--- Data for this task ---

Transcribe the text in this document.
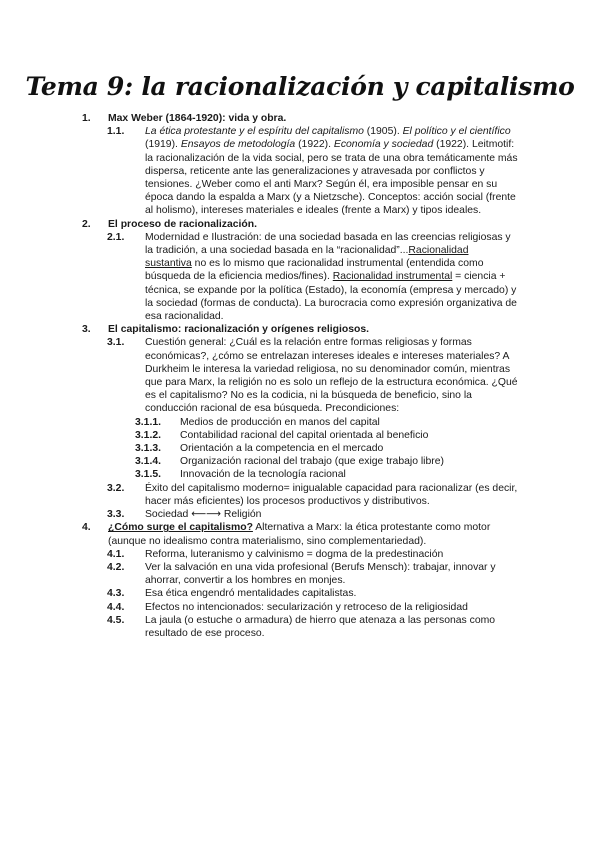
Tema 9: la racionalización y capitalismo
1. Max Weber (1864-1920): vida y obra.
1.1. La ética protestante y el espíritu del capitalismo (1905). El político y el científico (1919). Ensayos de metodología (1922). Economía y sociedad (1922). Leitmotif: la racionalización de la vida social, pero se trata de una obra temáticamente más dispersa, reticente ante las generalizaciones y atravesada por conflictos y tensiones. ¿Weber como el anti Marx? Según él, era imposible pensar en su época dando la espalda a Marx (y a Nietzsche). Conceptos: acción social (frente al holismo), intereses materiales e ideales (frente a Marx) y tipos ideales.
2. El proceso de racionalización.
2.1. Modernidad e Ilustración: de una sociedad basada en las creencias religiosas y la tradición, a una sociedad basada en la “racionalidad”...Racionalidad sustantiva no es lo mismo que racionalidad instrumental (entendida como búsqueda de la eficiencia medios/fines). Racionalidad instrumental = ciencia + técnica, se expande por la política (Estado), la economía (empresa y mercado) y la sociedad (formas de conducta). La burocracia como expresión organizativa de esa racionalidad.
3. El capitalismo: racionalización y orígenes religiosos.
3.1. Cuestión general: ¿Cuál es la relación entre formas religiosas y formas económicas?, ¿cómo se entrelazan intereses ideales e intereses materiales? A Durkheim le interesa la variedad religiosa, no su denominador común, mientras que para Marx, la religión no es solo un reflejo de la estructura económica. ¿Qué es el capitalismo? No es la codicia, ni la búsqueda de beneficio, sino la conducción racional de esa búsqueda. Precondiciones:
3.1.1. Medios de producción en manos del capital
3.1.2. Contabilidad racional del capital orientada al beneficio
3.1.3. Orientación a la competencia en el mercado
3.1.4. Organización racional del trabajo (que exige trabajo libre)
3.1.5. Innovación de la tecnología racional
3.2. Éxito del capitalismo moderno= inigualable capacidad para racionalizar (es decir, hacer más eficientes) los procesos productivos y distributivos.
3.3. Sociedad ⟵⟶ Religión
4. ¿Cómo surge el capitalismo? Alternativa a Marx: la ética protestante como motor (aunque no idealismo contra materialismo, sino complementariedad).
4.1. Reforma, luteranismo y calvinismo = dogma de la predestinación
4.2. Ver la salvación en una vida profesional (Berufs Mensch): trabajar, innovar y ahorrar, convertir a los hombres en monjes.
4.3. Esa ética engendró mentalidades capitalistas.
4.4. Efectos no intencionados: secularización y retroceso de la religiosidad
4.5. La jaula (o estuche o armadura) de hierro que atenaza a las personas como resultado de ese proceso.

---

Task goal: With the pictures removed, return the full listing exactly as given.

Answer below:
Transcribe the text in this document.
Tema 9: la racionalización y capitalismo
1. Max Weber (1864-1920): vida y obra.
1.1. La ética protestante y el espíritu del capitalismo (1905). El político y el científico (1919). Ensayos de metodología (1922). Economía y sociedad (1922). Leitmotif: la racionalización de la vida social, pero se trata de una obra temáticamente más dispersa, reticente ante las generalizaciones y atravesada por conflictos y tensiones. ¿Weber como el anti Marx? Según él, era imposible pensar en su época dando la espalda a Marx (y a Nietzsche). Conceptos: acción social (frente al holismo), intereses materiales e ideales (frente a Marx) y tipos ideales.
2. El proceso de racionalización.
2.1. Modernidad e Ilustración: de una sociedad basada en las creencias religiosas y la tradición, a una sociedad basada en la “racionalidad”...Racionalidad sustantiva no es lo mismo que racionalidad instrumental (entendida como búsqueda de la eficiencia medios/fines). Racionalidad instrumental = ciencia + técnica, se expande por la política (Estado), la economía (empresa y mercado) y la sociedad (formas de conducta). La burocracia como expresión organizativa de esa racionalidad.
3. El capitalismo: racionalización y orígenes religiosos.
3.1. Cuestión general: ¿Cuál es la relación entre formas religiosas y formas económicas?, ¿cómo se entrelazan intereses ideales e intereses materiales? A Durkheim le interesa la variedad religiosa, no su denominador común, mientras que para Marx, la religión no es solo un reflejo de la estructura económica. ¿Qué es el capitalismo? No es la codicia, ni la búsqueda de beneficio, sino la conducción racional de esa búsqueda. Precondiciones:
3.1.1. Medios de producción en manos del capital
3.1.2. Contabilidad racional del capital orientada al beneficio
3.1.3. Orientación a la competencia en el mercado
3.1.4. Organización racional del trabajo (que exige trabajo libre)
3.1.5. Innovación de la tecnología racional
3.2. Éxito del capitalismo moderno= inigualable capacidad para racionalizar (es decir, hacer más eficientes) los procesos productivos y distributivos.
3.3. Sociedad ⟵⟶ Religión
4. ¿Cómo surge el capitalismo? Alternativa a Marx: la ética protestante como motor (aunque no idealismo contra materialismo, sino complementariedad).
4.1. Reforma, luteranismo y calvinismo = dogma de la predestinación
4.2. Ver la salvación en una vida profesional (Berufs Mensch): trabajar, innovar y ahorrar, convertir a los hombres en monjes.
4.3. Esa ética engendró mentalidades capitalistas.
4.4. Efectos no intencionados: secularización y retroceso de la religiosidad
4.5. La jaula (o estuche o armadura) de hierro que atenaza a las personas como resultado de ese proceso.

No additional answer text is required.